- Records
* * * * * * * * *

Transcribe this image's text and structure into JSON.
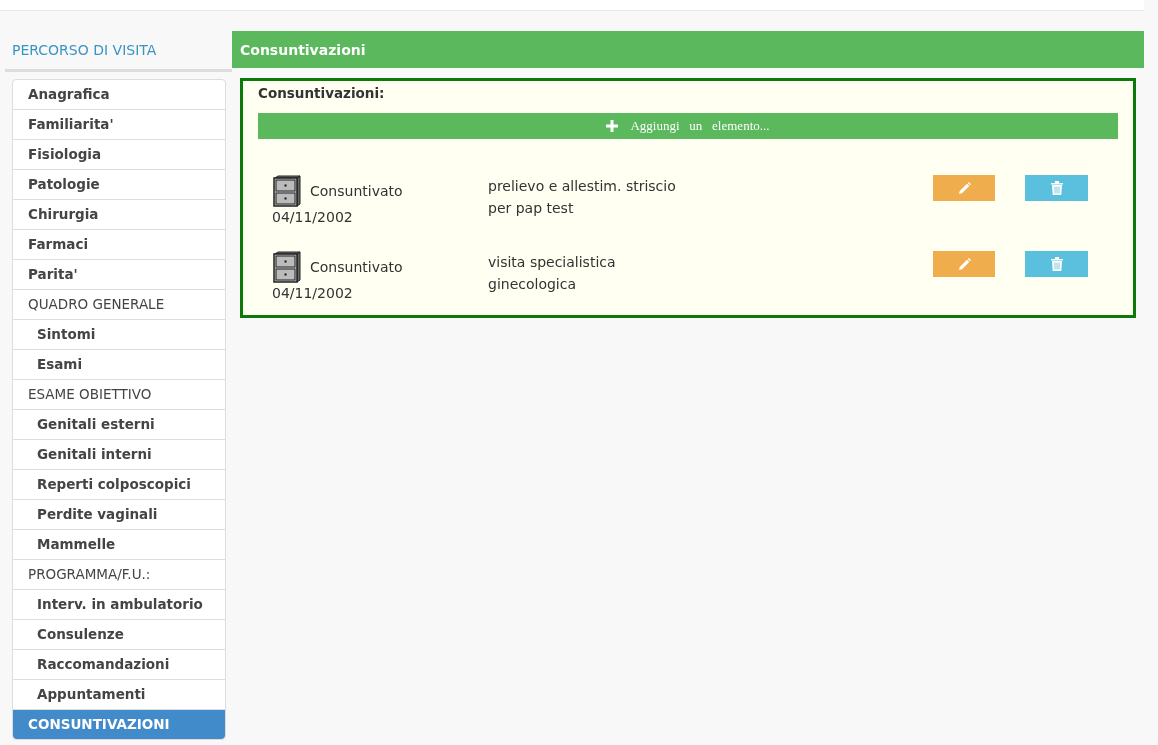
{
  "sidebar": {
    "title": "PERCORSO DI VISITA",
    "items": [
      {
        "label": "Anagrafica",
        "kind": "item",
        "selected": false
      },
      {
        "label": "Familiarita'",
        "kind": "item",
        "selected": false
      },
      {
        "label": "Fisiologia",
        "kind": "item",
        "selected": false
      },
      {
        "label": "Patologie",
        "kind": "item",
        "selected": false
      },
      {
        "label": "Chirurgia",
        "kind": "item",
        "selected": false
      },
      {
        "label": "Farmaci",
        "kind": "item",
        "selected": false
      },
      {
        "label": "Parita'",
        "kind": "item",
        "selected": false
      },
      {
        "label": "QUADRO GENERALE",
        "kind": "section",
        "selected": false
      },
      {
        "label": "Sintomi",
        "kind": "subitem",
        "selected": false
      },
      {
        "label": "Esami",
        "kind": "subitem",
        "selected": false
      },
      {
        "label": "ESAME OBIETTIVO",
        "kind": "section",
        "selected": false
      },
      {
        "label": "Genitali esterni",
        "kind": "subitem",
        "selected": false
      },
      {
        "label": "Genitali interni",
        "kind": "subitem",
        "selected": false
      },
      {
        "label": "Reperti colposcopici",
        "kind": "subitem",
        "selected": false
      },
      {
        "label": "Perdite vaginali",
        "kind": "subitem",
        "selected": false
      },
      {
        "label": "Mammelle",
        "kind": "subitem",
        "selected": false
      },
      {
        "label": "PROGRAMMA/F.U.:",
        "kind": "section",
        "selected": false
      },
      {
        "label": "Interv. in ambulatorio",
        "kind": "subitem",
        "selected": false
      },
      {
        "label": "Consulenze",
        "kind": "subitem",
        "selected": false
      },
      {
        "label": "Raccomandazioni",
        "kind": "subitem",
        "selected": false
      },
      {
        "label": "Appuntamenti",
        "kind": "subitem",
        "selected": false
      },
      {
        "label": "CONSUNTIVAZIONI",
        "kind": "section",
        "selected": true
      }
    ]
  },
  "panel": {
    "title": "Consuntivazioni",
    "box_title": "Consuntivazioni:",
    "add_button": "Aggiungi   un   elemento...",
    "entries": [
      {
        "status": "Consuntivato",
        "date": "04/11/2002",
        "description_lines": [
          "prelievo e allestim. striscio",
          "per pap test"
        ]
      },
      {
        "status": "Consuntivato",
        "date": "04/11/2002",
        "description_lines": [
          "visita specialistica",
          "ginecologica"
        ]
      }
    ]
  }
}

* * * * * * * * *

- The exercise
Leaving all pictures aside, quote each record exactly.

- Solution to this problem
Transcribe this image's text and structure into JSON.
{
  "sidebar": {
    "title": "PERCORSO DI VISITA",
    "items": [
      {
        "label": "Anagrafica",
        "kind": "item",
        "selected": false
      },
      {
        "label": "Familiarita'",
        "kind": "item",
        "selected": false
      },
      {
        "label": "Fisiologia",
        "kind": "item",
        "selected": false
      },
      {
        "label": "Patologie",
        "kind": "item",
        "selected": false
      },
      {
        "label": "Chirurgia",
        "kind": "item",
        "selected": false
      },
      {
        "label": "Farmaci",
        "kind": "item",
        "selected": false
      },
      {
        "label": "Parita'",
        "kind": "item",
        "selected": false
      },
      {
        "label": "QUADRO GENERALE",
        "kind": "section",
        "selected": false
      },
      {
        "label": "Sintomi",
        "kind": "subitem",
        "selected": false
      },
      {
        "label": "Esami",
        "kind": "subitem",
        "selected": false
      },
      {
        "label": "ESAME OBIETTIVO",
        "kind": "section",
        "selected": false
      },
      {
        "label": "Genitali esterni",
        "kind": "subitem",
        "selected": false
      },
      {
        "label": "Genitali interni",
        "kind": "subitem",
        "selected": false
      },
      {
        "label": "Reperti colposcopici",
        "kind": "subitem",
        "selected": false
      },
      {
        "label": "Perdite vaginali",
        "kind": "subitem",
        "selected": false
      },
      {
        "label": "Mammelle",
        "kind": "subitem",
        "selected": false
      },
      {
        "label": "PROGRAMMA/F.U.:",
        "kind": "section",
        "selected": false
      },
      {
        "label": "Interv. in ambulatorio",
        "kind": "subitem",
        "selected": false
      },
      {
        "label": "Consulenze",
        "kind": "subitem",
        "selected": false
      },
      {
        "label": "Raccomandazioni",
        "kind": "subitem",
        "selected": false
      },
      {
        "label": "Appuntamenti",
        "kind": "subitem",
        "selected": false
      },
      {
        "label": "CONSUNTIVAZIONI",
        "kind": "section",
        "selected": true
      }
    ]
  },
  "panel": {
    "title": "Consuntivazioni",
    "box_title": "Consuntivazioni:",
    "add_button": "Aggiungi   un   elemento...",
    "entries": [
      {
        "status": "Consuntivato",
        "date": "04/11/2002",
        "description_lines": [
          "prelievo e allestim. striscio",
          "per pap test"
        ]
      },
      {
        "status": "Consuntivato",
        "date": "04/11/2002",
        "description_lines": [
          "visita specialistica",
          "ginecologica"
        ]
      }
    ]
  }
}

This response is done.